#### WHAT IS REQUIRED
Pull every line holding the string "photo" from the records below.
++++ AVAILABLE DATA
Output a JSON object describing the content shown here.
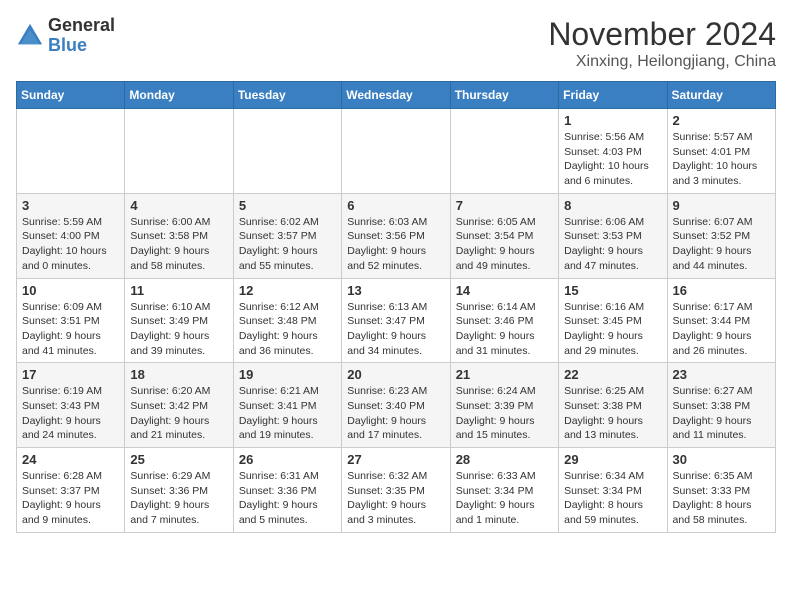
{
  "logo": {
    "general": "General",
    "blue": "Blue"
  },
  "title": "November 2024",
  "subtitle": "Xinxing, Heilongjiang, China",
  "header_days": [
    "Sunday",
    "Monday",
    "Tuesday",
    "Wednesday",
    "Thursday",
    "Friday",
    "Saturday"
  ],
  "weeks": [
    [
      {
        "day": "",
        "info": ""
      },
      {
        "day": "",
        "info": ""
      },
      {
        "day": "",
        "info": ""
      },
      {
        "day": "",
        "info": ""
      },
      {
        "day": "",
        "info": ""
      },
      {
        "day": "1",
        "info": "Sunrise: 5:56 AM\nSunset: 4:03 PM\nDaylight: 10 hours and 6 minutes."
      },
      {
        "day": "2",
        "info": "Sunrise: 5:57 AM\nSunset: 4:01 PM\nDaylight: 10 hours and 3 minutes."
      }
    ],
    [
      {
        "day": "3",
        "info": "Sunrise: 5:59 AM\nSunset: 4:00 PM\nDaylight: 10 hours and 0 minutes."
      },
      {
        "day": "4",
        "info": "Sunrise: 6:00 AM\nSunset: 3:58 PM\nDaylight: 9 hours and 58 minutes."
      },
      {
        "day": "5",
        "info": "Sunrise: 6:02 AM\nSunset: 3:57 PM\nDaylight: 9 hours and 55 minutes."
      },
      {
        "day": "6",
        "info": "Sunrise: 6:03 AM\nSunset: 3:56 PM\nDaylight: 9 hours and 52 minutes."
      },
      {
        "day": "7",
        "info": "Sunrise: 6:05 AM\nSunset: 3:54 PM\nDaylight: 9 hours and 49 minutes."
      },
      {
        "day": "8",
        "info": "Sunrise: 6:06 AM\nSunset: 3:53 PM\nDaylight: 9 hours and 47 minutes."
      },
      {
        "day": "9",
        "info": "Sunrise: 6:07 AM\nSunset: 3:52 PM\nDaylight: 9 hours and 44 minutes."
      }
    ],
    [
      {
        "day": "10",
        "info": "Sunrise: 6:09 AM\nSunset: 3:51 PM\nDaylight: 9 hours and 41 minutes."
      },
      {
        "day": "11",
        "info": "Sunrise: 6:10 AM\nSunset: 3:49 PM\nDaylight: 9 hours and 39 minutes."
      },
      {
        "day": "12",
        "info": "Sunrise: 6:12 AM\nSunset: 3:48 PM\nDaylight: 9 hours and 36 minutes."
      },
      {
        "day": "13",
        "info": "Sunrise: 6:13 AM\nSunset: 3:47 PM\nDaylight: 9 hours and 34 minutes."
      },
      {
        "day": "14",
        "info": "Sunrise: 6:14 AM\nSunset: 3:46 PM\nDaylight: 9 hours and 31 minutes."
      },
      {
        "day": "15",
        "info": "Sunrise: 6:16 AM\nSunset: 3:45 PM\nDaylight: 9 hours and 29 minutes."
      },
      {
        "day": "16",
        "info": "Sunrise: 6:17 AM\nSunset: 3:44 PM\nDaylight: 9 hours and 26 minutes."
      }
    ],
    [
      {
        "day": "17",
        "info": "Sunrise: 6:19 AM\nSunset: 3:43 PM\nDaylight: 9 hours and 24 minutes."
      },
      {
        "day": "18",
        "info": "Sunrise: 6:20 AM\nSunset: 3:42 PM\nDaylight: 9 hours and 21 minutes."
      },
      {
        "day": "19",
        "info": "Sunrise: 6:21 AM\nSunset: 3:41 PM\nDaylight: 9 hours and 19 minutes."
      },
      {
        "day": "20",
        "info": "Sunrise: 6:23 AM\nSunset: 3:40 PM\nDaylight: 9 hours and 17 minutes."
      },
      {
        "day": "21",
        "info": "Sunrise: 6:24 AM\nSunset: 3:39 PM\nDaylight: 9 hours and 15 minutes."
      },
      {
        "day": "22",
        "info": "Sunrise: 6:25 AM\nSunset: 3:38 PM\nDaylight: 9 hours and 13 minutes."
      },
      {
        "day": "23",
        "info": "Sunrise: 6:27 AM\nSunset: 3:38 PM\nDaylight: 9 hours and 11 minutes."
      }
    ],
    [
      {
        "day": "24",
        "info": "Sunrise: 6:28 AM\nSunset: 3:37 PM\nDaylight: 9 hours and 9 minutes."
      },
      {
        "day": "25",
        "info": "Sunrise: 6:29 AM\nSunset: 3:36 PM\nDaylight: 9 hours and 7 minutes."
      },
      {
        "day": "26",
        "info": "Sunrise: 6:31 AM\nSunset: 3:36 PM\nDaylight: 9 hours and 5 minutes."
      },
      {
        "day": "27",
        "info": "Sunrise: 6:32 AM\nSunset: 3:35 PM\nDaylight: 9 hours and 3 minutes."
      },
      {
        "day": "28",
        "info": "Sunrise: 6:33 AM\nSunset: 3:34 PM\nDaylight: 9 hours and 1 minute."
      },
      {
        "day": "29",
        "info": "Sunrise: 6:34 AM\nSunset: 3:34 PM\nDaylight: 8 hours and 59 minutes."
      },
      {
        "day": "30",
        "info": "Sunrise: 6:35 AM\nSunset: 3:33 PM\nDaylight: 8 hours and 58 minutes."
      }
    ]
  ]
}
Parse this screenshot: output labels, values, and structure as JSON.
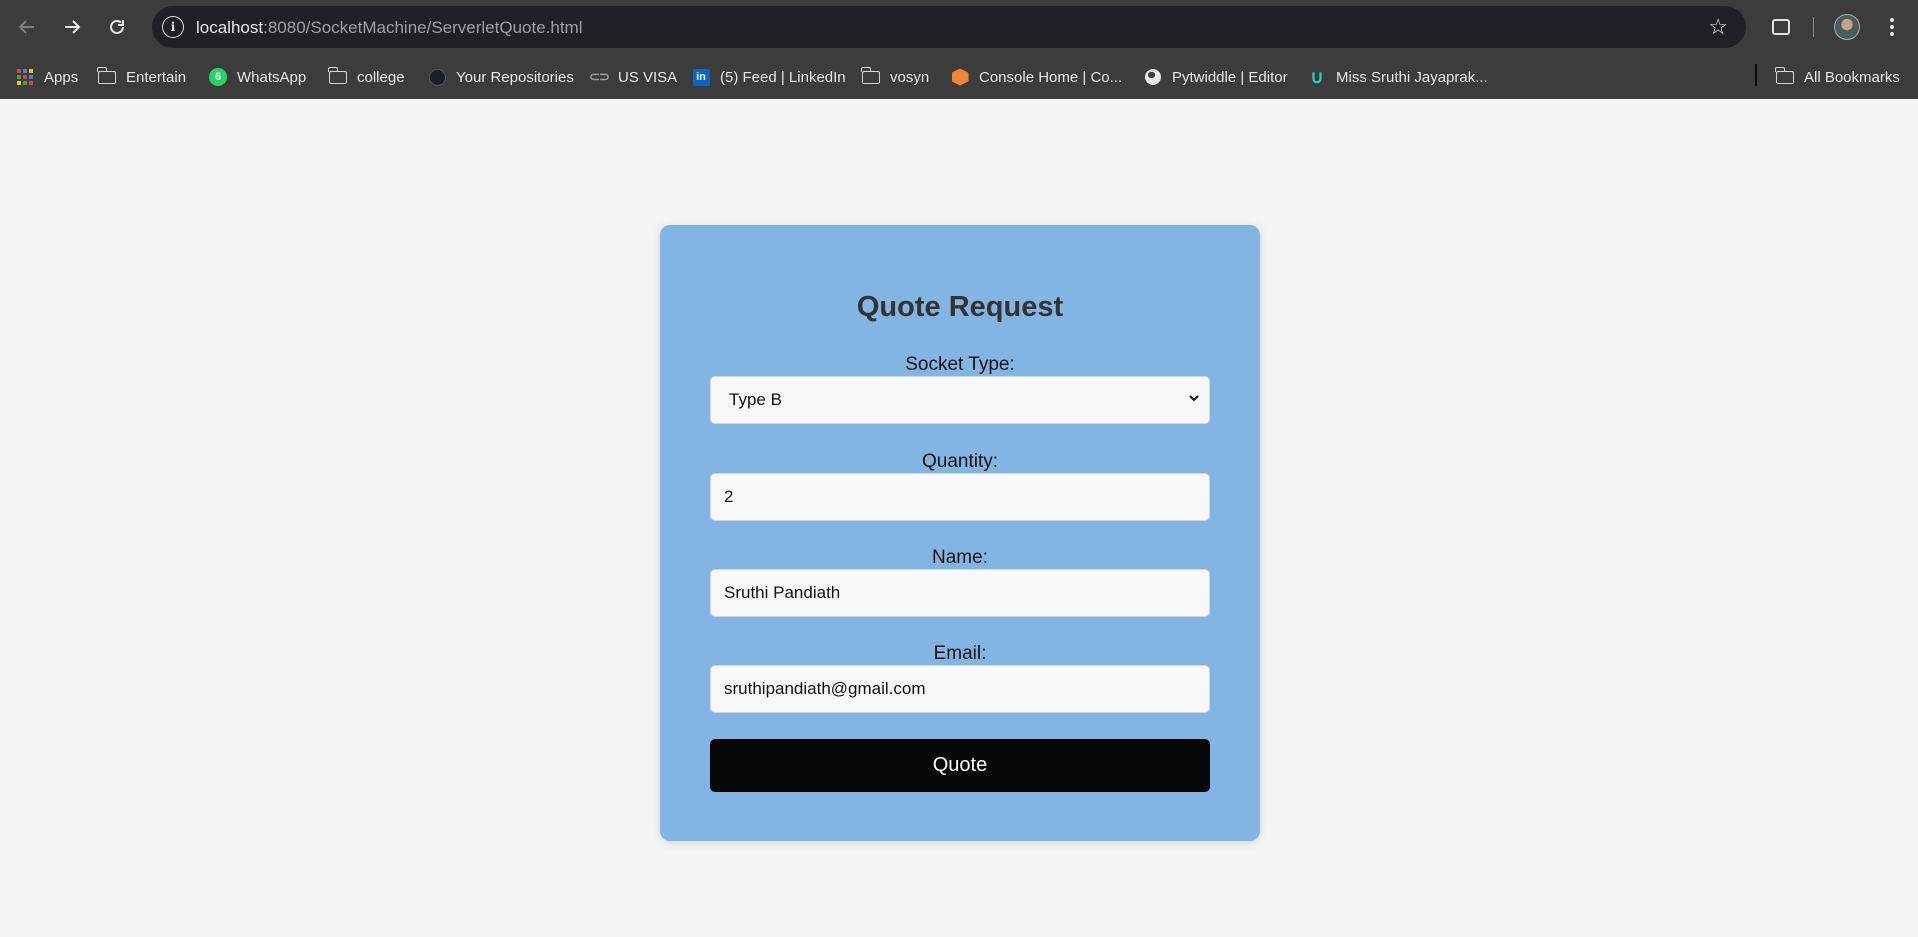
{
  "browser": {
    "url_host": "localhost",
    "url_path": ":8080/SocketMachine/ServerletQuote.html",
    "bookmarks": [
      {
        "label": "Apps",
        "icon": "apps-grid-icon"
      },
      {
        "label": "Entertain",
        "icon": "folder-icon"
      },
      {
        "label": "WhatsApp",
        "icon": "whatsapp-icon",
        "badge": "6"
      },
      {
        "label": "college",
        "icon": "folder-icon"
      },
      {
        "label": "Your Repositories",
        "icon": "github-icon"
      },
      {
        "label": "US VISA",
        "icon": "link-icon"
      },
      {
        "label": "(5) Feed | LinkedIn",
        "icon": "linkedin-icon"
      },
      {
        "label": "vosyn",
        "icon": "folder-icon"
      },
      {
        "label": "Console Home | Co...",
        "icon": "aws-icon"
      },
      {
        "label": "Pytwiddle | Editor",
        "icon": "globe-icon"
      },
      {
        "label": "Miss Sruthi Jayaprak...",
        "icon": "magnet-icon"
      }
    ],
    "all_bookmarks": "All Bookmarks"
  },
  "form": {
    "title": "Quote Request",
    "socket_label": "Socket Type:",
    "socket_value": "Type B",
    "quantity_label": "Quantity:",
    "quantity_value": "2",
    "name_label": "Name:",
    "name_value": "Sruthi Pandiath",
    "email_label": "Email:",
    "email_value": "sruthipandiath@gmail.com",
    "submit_label": "Quote"
  },
  "colors": {
    "card_background": "#82b4e4",
    "button_background": "#060707",
    "page_background": "#f4f5f4",
    "chrome_background": "#3c3c3c"
  }
}
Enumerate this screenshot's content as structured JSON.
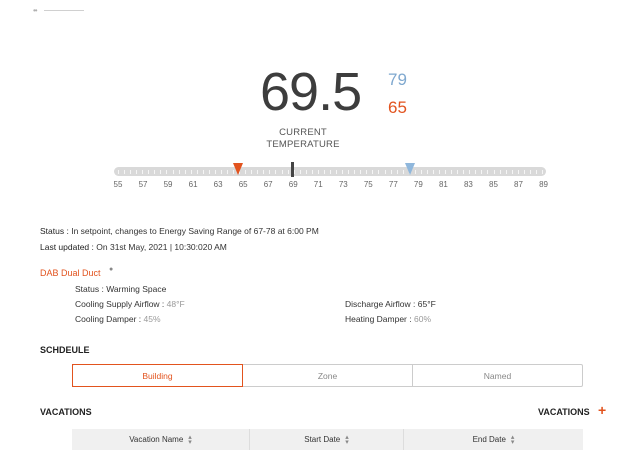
{
  "thermostat": {
    "current_temp": "69.5",
    "cooling_setpoint": "79",
    "heating_setpoint": "65",
    "current_label": "CURRENT TEMPERATURE",
    "scale_labels": [
      "55",
      "57",
      "59",
      "61",
      "63",
      "65",
      "67",
      "69",
      "71",
      "73",
      "75",
      "77",
      "79",
      "81",
      "83",
      "85",
      "87",
      "89"
    ],
    "colors": {
      "heat": "#e2531e",
      "cool": "#7fa8cf"
    }
  },
  "status": {
    "status_label": "Status :",
    "status_text": "In setpoint, changes to Energy Saving Range of 67-78 at 6:00 PM",
    "updated_label": "Last updated :",
    "updated_text": "On 31st May, 2021 | 10:30:020 AM"
  },
  "unit": {
    "name": "DAB Dual Duct",
    "status_label": "Status :",
    "status_value": "Warming Space",
    "cooling_supply_label": "Cooling Supply Airflow :",
    "cooling_supply_value": "48°F",
    "cooling_damper_label": "Cooling Damper :",
    "cooling_damper_value": "45%",
    "discharge_label": "Discharge Airflow :",
    "discharge_value": "65°F",
    "heating_damper_label": "Heating Damper :",
    "heating_damper_value": "60%"
  },
  "schedule": {
    "title": "SCHDEULE",
    "tabs": [
      "Building",
      "Zone",
      "Named"
    ]
  },
  "vacations": {
    "title": "VACATIONS",
    "add_label": "VACATIONS",
    "columns": [
      "Vacation Name",
      "Start Date",
      "End Date"
    ]
  }
}
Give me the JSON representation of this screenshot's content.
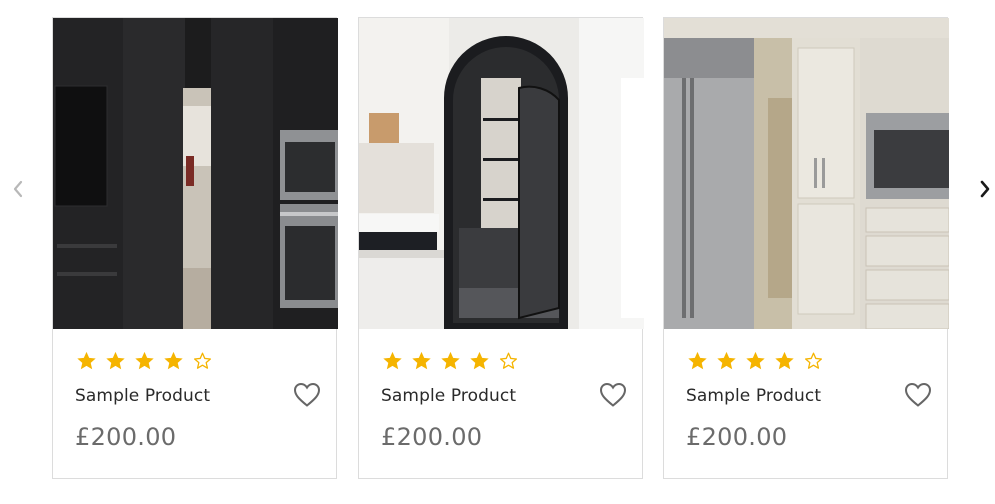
{
  "carousel": {
    "prev_icon": "chevron-left-icon",
    "next_icon": "chevron-right-icon",
    "products": [
      {
        "rating": 4,
        "max_rating": 5,
        "name": "Sample Product",
        "price": "£200.00",
        "image": "dark-kitchen-cabinets-photo",
        "wishlist_icon": "heart-outline-icon"
      },
      {
        "rating": 4,
        "max_rating": 5,
        "name": "Sample Product",
        "price": "£200.00",
        "image": "arched-pantry-door-photo",
        "wishlist_icon": "heart-outline-icon"
      },
      {
        "rating": 4,
        "max_rating": 5,
        "name": "Sample Product",
        "price": "£200.00",
        "image": "panelled-fridge-pantry-photo",
        "wishlist_icon": "heart-outline-icon"
      }
    ]
  },
  "colors": {
    "star_filled": "#f5b400",
    "star_empty": "#f5b400",
    "border": "#dcdcdc",
    "price": "#6b6b6b",
    "title": "#2a2a2a",
    "icon": "#666666"
  }
}
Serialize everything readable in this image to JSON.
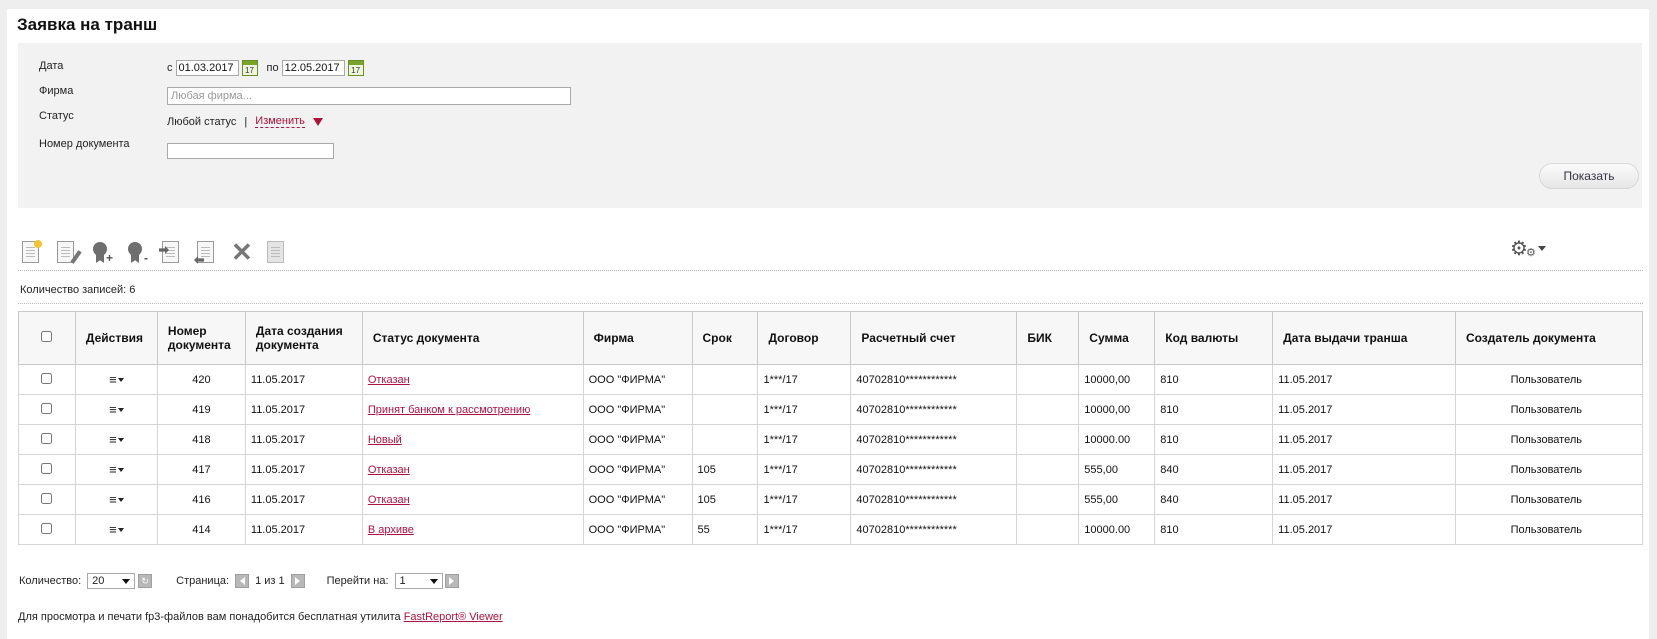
{
  "page": {
    "title": "Заявка на транш"
  },
  "filter": {
    "date_label": "Дата",
    "from_prefix": "с",
    "date_from": "01.03.2017",
    "to_prefix": "по",
    "date_to": "12.05.2017",
    "calendar_day": "17",
    "firm_label": "Фирма",
    "firm_placeholder": "Любая фирма...",
    "status_label": "Статус",
    "status_value": "Любой статус",
    "separator": "|",
    "change_label": "Изменить",
    "docnum_label": "Номер документа",
    "docnum_value": "",
    "show_button": "Показать"
  },
  "toolbar": {
    "icons": [
      "new-document-icon",
      "edit-document-icon",
      "sign-add-icon",
      "sign-icon",
      "send-icon",
      "recall-icon",
      "delete-icon",
      "print-icon"
    ],
    "settings_icon": "gear-icon"
  },
  "records": {
    "label": "Количество записей:",
    "count": "6"
  },
  "table": {
    "headers": {
      "actions": "Действия",
      "number": "Номер документа",
      "created": "Дата создания документа",
      "status": "Статус документа",
      "firm": "Фирма",
      "term": "Срок",
      "contract": "Договор",
      "account": "Расчетный счет",
      "bik": "БИК",
      "sum": "Сумма",
      "currency": "Код валюты",
      "issue_date": "Дата выдачи транша",
      "creator": "Создатель документа"
    },
    "rows": [
      {
        "number": "420",
        "created": "11.05.2017",
        "status": "Отказан",
        "firm": "ООО \"ФИРМА\"",
        "term": "",
        "contract": "1***/17",
        "account": "40702810************",
        "bik": "",
        "sum": "10000,00",
        "currency": "810",
        "issue_date": "11.05.2017",
        "creator": "Пользователь"
      },
      {
        "number": "419",
        "created": "11.05.2017",
        "status": "Принят банком к рассмотрению",
        "firm": "ООО \"ФИРМА\"",
        "term": "",
        "contract": "1***/17",
        "account": "40702810************",
        "bik": "",
        "sum": "10000,00",
        "currency": "810",
        "issue_date": "11.05.2017",
        "creator": "Пользователь"
      },
      {
        "number": "418",
        "created": "11.05.2017",
        "status": "Новый",
        "firm": "ООО \"ФИРМА\"",
        "term": "",
        "contract": "1***/17",
        "account": "40702810************",
        "bik": "",
        "sum": "10000.00",
        "currency": "810",
        "issue_date": "11.05.2017",
        "creator": "Пользователь"
      },
      {
        "number": "417",
        "created": "11.05.2017",
        "status": "Отказан",
        "firm": "ООО \"ФИРМА\"",
        "term": "105",
        "contract": "1***/17",
        "account": "40702810************",
        "bik": "",
        "sum": "555,00",
        "currency": "840",
        "issue_date": "11.05.2017",
        "creator": "Пользователь"
      },
      {
        "number": "416",
        "created": "11.05.2017",
        "status": "Отказан",
        "firm": "ООО \"ФИРМА\"",
        "term": "105",
        "contract": "1***/17",
        "account": "40702810************",
        "bik": "",
        "sum": "555,00",
        "currency": "840",
        "issue_date": "11.05.2017",
        "creator": "Пользователь"
      },
      {
        "number": "414",
        "created": "11.05.2017",
        "status": "В архиве",
        "firm": "ООО \"ФИРМА\"",
        "term": "55",
        "contract": "1***/17",
        "account": "40702810************",
        "bik": "",
        "sum": "10000.00",
        "currency": "810",
        "issue_date": "11.05.2017",
        "creator": "Пользователь"
      }
    ]
  },
  "pager": {
    "quantity_label": "Количество:",
    "quantity_value": "20",
    "page_label": "Страница:",
    "page_text": "1 из 1",
    "goto_label": "Перейти на:",
    "goto_value": "1"
  },
  "footer": {
    "note": "Для просмотра и печати fp3-файлов вам понадобится бесплатная утилита",
    "link": "FastReport® Viewer"
  },
  "colors": {
    "link": "#b0123f",
    "panel": "#f2f2f2",
    "header_bg": "#f7f7f7"
  }
}
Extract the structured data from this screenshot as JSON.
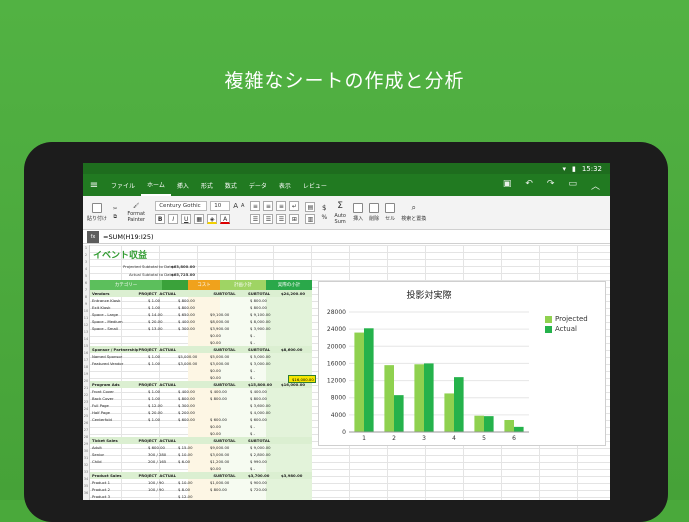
++++++++
#### COMPLETE RESPONSE
        "image": "dark-kitchen-cabinets-photo",
        "image": "arched-pantry-door-photo",
        "image": "panelled-fridge-pantry-photo",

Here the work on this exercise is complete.